→ **Problem description**: For each line that holds "Sanchez", copy the line out.

→ **Provided entries**:
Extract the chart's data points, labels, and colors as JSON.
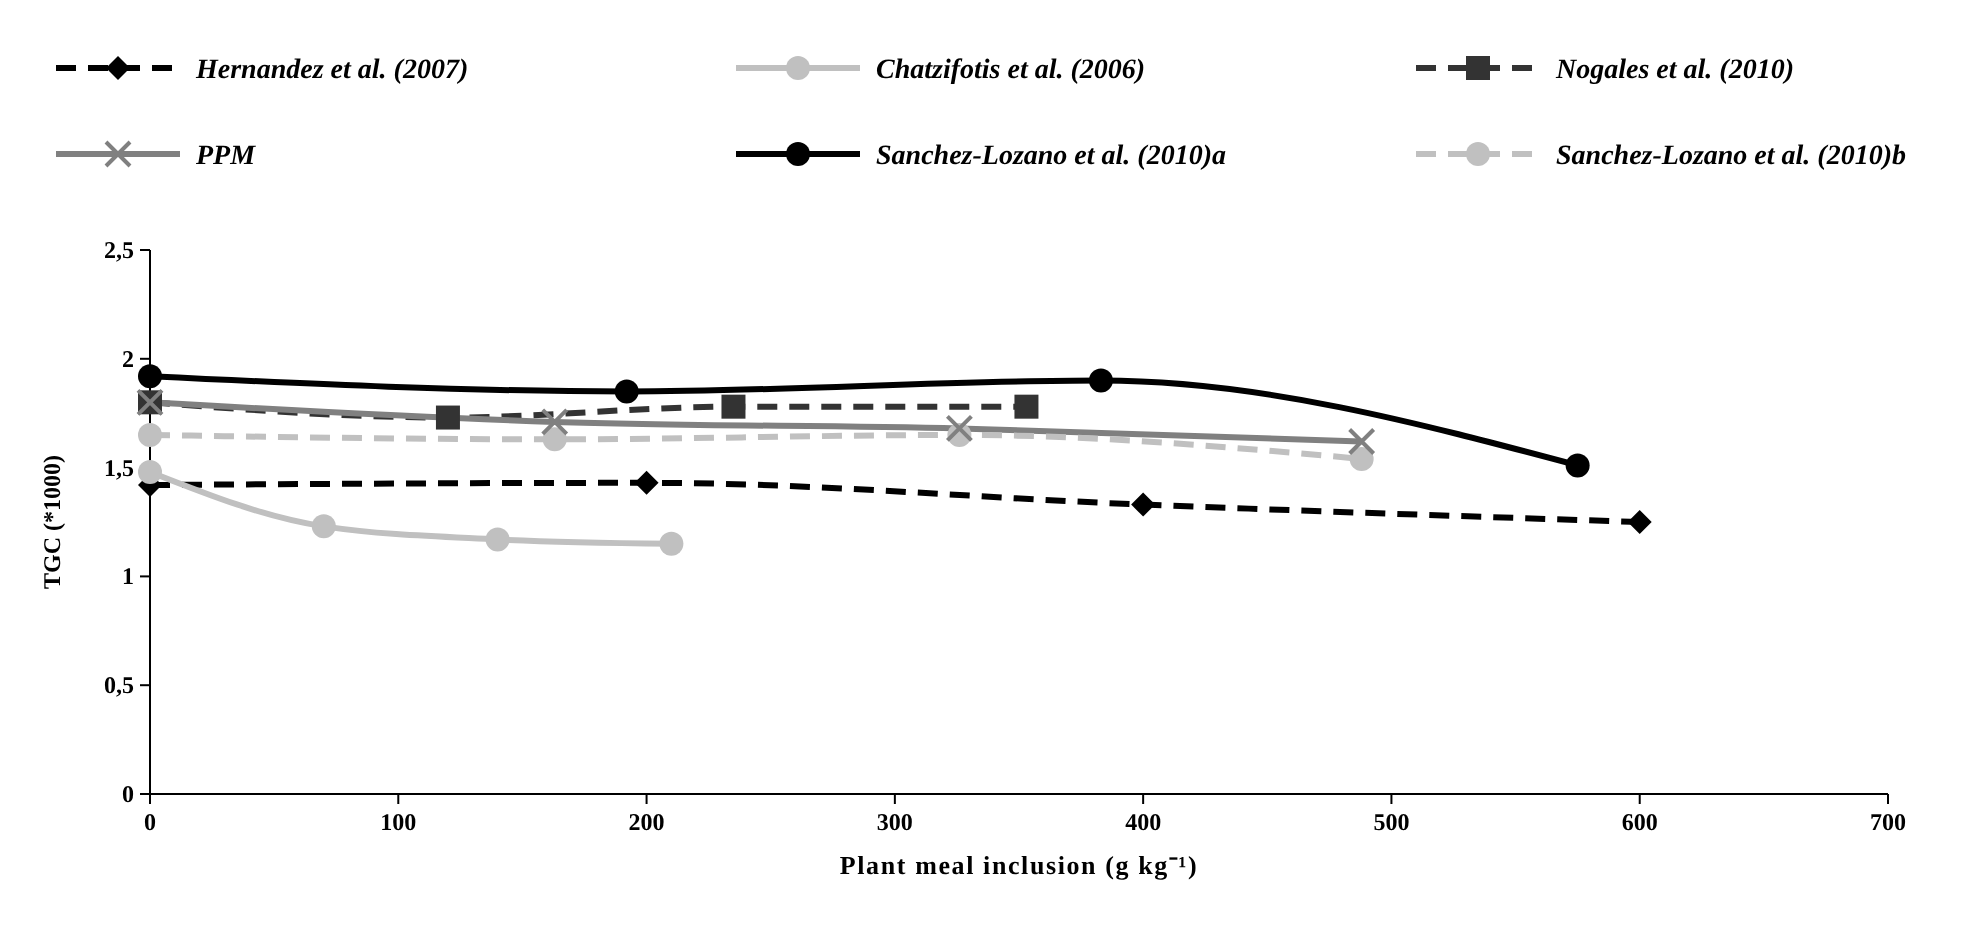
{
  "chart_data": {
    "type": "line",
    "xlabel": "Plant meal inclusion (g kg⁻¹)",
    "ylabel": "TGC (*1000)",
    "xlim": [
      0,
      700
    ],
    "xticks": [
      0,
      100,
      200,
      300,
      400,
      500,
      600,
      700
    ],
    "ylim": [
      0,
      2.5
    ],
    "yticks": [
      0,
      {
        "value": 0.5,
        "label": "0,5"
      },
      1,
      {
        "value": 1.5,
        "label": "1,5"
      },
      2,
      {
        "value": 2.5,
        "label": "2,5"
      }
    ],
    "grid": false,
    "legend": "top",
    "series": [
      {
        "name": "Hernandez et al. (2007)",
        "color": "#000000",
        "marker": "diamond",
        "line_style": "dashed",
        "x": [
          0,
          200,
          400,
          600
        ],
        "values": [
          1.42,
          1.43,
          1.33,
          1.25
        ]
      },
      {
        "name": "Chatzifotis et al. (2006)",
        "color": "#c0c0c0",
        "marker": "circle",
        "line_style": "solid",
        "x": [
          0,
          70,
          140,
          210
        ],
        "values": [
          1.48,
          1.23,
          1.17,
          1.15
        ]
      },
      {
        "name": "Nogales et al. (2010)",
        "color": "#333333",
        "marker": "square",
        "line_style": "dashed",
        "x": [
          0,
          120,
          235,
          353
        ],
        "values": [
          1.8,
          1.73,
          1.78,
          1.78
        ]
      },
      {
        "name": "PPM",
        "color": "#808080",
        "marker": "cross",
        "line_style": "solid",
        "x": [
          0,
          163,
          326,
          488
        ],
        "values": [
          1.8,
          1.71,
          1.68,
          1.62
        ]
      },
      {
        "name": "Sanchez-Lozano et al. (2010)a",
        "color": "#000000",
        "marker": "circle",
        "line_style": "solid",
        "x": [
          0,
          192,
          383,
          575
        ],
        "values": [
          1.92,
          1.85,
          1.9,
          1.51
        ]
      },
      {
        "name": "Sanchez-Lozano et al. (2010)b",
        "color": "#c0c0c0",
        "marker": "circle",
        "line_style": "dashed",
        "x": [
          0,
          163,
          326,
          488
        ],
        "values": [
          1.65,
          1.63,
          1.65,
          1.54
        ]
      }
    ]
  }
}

→ **Response to the task**:
        "name": "Sanchez-Lozano et al. (2010)a",
        "name": "Sanchez-Lozano et al. (2010)b",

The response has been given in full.